== RECORDS TO USE ==
____

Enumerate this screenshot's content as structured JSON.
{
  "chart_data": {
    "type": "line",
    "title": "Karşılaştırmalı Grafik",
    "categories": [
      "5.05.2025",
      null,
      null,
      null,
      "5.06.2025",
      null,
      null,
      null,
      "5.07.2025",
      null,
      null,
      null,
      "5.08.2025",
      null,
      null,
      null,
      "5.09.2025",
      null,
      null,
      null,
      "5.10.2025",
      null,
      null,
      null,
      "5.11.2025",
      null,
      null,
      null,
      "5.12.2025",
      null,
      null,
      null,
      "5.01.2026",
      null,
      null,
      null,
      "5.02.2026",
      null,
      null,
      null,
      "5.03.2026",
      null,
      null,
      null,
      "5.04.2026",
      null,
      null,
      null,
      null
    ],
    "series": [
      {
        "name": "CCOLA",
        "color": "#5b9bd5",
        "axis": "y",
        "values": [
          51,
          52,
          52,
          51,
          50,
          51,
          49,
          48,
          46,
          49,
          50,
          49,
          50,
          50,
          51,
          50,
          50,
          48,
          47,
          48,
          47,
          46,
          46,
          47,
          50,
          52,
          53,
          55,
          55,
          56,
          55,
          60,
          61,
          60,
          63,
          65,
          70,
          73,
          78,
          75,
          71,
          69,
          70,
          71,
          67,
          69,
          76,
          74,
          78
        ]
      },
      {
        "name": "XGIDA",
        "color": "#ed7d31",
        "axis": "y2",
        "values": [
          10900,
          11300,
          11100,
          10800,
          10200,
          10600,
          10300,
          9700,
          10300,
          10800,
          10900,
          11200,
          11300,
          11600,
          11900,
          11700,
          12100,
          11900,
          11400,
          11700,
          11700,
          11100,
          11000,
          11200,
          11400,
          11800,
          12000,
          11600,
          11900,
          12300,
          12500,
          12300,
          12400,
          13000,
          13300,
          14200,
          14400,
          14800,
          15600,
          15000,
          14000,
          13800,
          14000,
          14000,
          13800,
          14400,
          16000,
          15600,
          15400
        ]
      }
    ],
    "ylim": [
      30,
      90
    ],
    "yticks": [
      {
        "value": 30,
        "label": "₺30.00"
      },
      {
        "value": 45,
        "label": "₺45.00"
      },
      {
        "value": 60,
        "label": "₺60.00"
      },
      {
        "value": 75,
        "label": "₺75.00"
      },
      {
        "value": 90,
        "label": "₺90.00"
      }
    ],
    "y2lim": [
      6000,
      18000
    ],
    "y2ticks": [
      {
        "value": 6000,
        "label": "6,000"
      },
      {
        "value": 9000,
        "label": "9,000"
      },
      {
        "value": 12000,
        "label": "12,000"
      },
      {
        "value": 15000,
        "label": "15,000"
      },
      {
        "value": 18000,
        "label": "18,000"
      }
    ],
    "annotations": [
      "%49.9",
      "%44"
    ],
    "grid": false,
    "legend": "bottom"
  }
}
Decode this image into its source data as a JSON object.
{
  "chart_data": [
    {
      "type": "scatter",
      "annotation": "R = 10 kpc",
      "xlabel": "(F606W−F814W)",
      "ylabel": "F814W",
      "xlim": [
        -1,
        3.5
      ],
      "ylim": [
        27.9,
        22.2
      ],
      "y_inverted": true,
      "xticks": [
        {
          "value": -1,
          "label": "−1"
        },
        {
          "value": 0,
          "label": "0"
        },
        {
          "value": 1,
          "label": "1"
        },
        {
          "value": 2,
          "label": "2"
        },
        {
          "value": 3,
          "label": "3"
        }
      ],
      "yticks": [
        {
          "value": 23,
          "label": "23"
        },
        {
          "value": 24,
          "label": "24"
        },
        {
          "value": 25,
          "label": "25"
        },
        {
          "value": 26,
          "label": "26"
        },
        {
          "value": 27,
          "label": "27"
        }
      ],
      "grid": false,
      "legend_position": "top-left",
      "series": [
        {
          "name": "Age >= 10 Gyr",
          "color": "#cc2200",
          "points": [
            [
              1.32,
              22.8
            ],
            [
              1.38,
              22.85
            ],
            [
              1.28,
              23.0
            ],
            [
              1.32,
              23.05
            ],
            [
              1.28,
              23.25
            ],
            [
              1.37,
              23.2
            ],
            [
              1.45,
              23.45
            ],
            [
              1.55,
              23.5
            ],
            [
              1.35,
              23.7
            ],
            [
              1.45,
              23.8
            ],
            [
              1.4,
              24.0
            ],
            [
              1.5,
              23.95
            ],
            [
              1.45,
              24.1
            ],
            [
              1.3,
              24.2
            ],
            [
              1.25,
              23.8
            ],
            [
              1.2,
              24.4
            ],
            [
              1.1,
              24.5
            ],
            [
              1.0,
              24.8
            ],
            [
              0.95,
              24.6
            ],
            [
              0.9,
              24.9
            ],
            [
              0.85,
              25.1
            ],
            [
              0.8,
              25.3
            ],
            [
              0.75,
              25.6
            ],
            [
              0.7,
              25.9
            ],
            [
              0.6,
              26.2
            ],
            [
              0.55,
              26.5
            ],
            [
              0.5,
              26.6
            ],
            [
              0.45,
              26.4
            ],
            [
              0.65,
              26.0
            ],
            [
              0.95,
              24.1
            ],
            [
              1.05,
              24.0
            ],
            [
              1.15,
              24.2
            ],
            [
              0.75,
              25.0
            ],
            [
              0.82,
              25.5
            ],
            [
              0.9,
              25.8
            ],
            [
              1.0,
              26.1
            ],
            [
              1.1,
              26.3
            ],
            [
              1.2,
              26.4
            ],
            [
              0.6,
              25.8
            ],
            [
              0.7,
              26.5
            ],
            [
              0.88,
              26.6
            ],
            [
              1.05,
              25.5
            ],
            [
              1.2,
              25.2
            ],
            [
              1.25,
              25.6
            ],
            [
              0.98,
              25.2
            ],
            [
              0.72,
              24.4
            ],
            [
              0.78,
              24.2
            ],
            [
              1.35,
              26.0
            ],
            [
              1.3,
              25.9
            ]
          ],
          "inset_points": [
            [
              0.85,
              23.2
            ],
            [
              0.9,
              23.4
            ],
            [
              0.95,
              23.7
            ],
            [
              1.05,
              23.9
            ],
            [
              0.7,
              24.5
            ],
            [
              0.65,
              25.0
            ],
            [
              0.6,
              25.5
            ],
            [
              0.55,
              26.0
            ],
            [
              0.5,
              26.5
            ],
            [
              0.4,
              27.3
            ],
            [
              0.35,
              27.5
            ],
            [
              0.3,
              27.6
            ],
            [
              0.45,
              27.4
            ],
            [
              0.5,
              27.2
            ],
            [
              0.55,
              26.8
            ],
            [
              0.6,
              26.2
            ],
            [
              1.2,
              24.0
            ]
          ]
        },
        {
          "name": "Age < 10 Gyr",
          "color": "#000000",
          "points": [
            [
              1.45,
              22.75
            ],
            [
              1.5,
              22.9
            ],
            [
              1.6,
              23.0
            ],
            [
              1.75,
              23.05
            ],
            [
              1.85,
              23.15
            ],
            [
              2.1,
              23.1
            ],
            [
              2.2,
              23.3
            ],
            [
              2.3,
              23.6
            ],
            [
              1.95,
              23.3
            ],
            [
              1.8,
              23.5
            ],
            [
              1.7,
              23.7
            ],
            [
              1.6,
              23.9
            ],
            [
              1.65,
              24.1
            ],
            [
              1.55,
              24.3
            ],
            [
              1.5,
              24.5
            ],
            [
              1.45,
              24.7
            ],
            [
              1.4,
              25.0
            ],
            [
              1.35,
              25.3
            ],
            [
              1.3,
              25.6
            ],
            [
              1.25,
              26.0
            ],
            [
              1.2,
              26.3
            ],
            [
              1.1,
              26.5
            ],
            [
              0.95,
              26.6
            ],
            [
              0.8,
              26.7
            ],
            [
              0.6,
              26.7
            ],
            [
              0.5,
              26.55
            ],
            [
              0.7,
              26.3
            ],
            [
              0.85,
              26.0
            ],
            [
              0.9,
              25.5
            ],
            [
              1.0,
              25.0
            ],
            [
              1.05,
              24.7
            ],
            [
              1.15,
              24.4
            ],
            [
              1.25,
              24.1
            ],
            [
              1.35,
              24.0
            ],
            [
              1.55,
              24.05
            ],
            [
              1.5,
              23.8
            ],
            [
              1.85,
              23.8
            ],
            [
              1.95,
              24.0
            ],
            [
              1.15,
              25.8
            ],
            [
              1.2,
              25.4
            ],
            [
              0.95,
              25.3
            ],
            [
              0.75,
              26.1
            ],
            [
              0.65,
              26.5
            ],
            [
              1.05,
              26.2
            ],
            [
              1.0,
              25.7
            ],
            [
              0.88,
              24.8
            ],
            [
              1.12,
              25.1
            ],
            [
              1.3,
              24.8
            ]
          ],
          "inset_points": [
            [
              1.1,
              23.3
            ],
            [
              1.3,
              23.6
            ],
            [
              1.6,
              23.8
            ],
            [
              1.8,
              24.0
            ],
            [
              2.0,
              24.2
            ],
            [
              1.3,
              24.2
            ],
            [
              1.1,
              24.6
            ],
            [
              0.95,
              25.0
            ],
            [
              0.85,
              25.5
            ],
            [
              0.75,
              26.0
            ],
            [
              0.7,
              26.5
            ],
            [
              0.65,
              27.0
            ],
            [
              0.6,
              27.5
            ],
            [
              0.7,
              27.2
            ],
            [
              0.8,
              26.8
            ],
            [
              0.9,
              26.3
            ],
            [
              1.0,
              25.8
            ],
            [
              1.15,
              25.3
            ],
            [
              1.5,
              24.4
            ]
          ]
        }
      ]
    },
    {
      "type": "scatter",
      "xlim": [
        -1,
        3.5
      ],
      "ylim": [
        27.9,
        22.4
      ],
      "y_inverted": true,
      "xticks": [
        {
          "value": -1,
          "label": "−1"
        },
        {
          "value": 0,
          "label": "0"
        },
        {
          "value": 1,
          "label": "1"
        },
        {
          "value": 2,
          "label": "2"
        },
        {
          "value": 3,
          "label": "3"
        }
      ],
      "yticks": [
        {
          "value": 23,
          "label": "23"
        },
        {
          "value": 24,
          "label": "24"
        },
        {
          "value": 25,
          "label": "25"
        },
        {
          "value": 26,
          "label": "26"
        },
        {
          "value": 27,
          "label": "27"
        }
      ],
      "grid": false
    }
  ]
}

____

== GIVEN TASK ==
Report every line in the data above in which the word "name" appears.

== THE COMPLETED TASK ==
        "name": "CCOLA",
        "name": "XGIDA",
          "name": "Age >= 10 Gyr",
          "name": "Age < 10 Gyr",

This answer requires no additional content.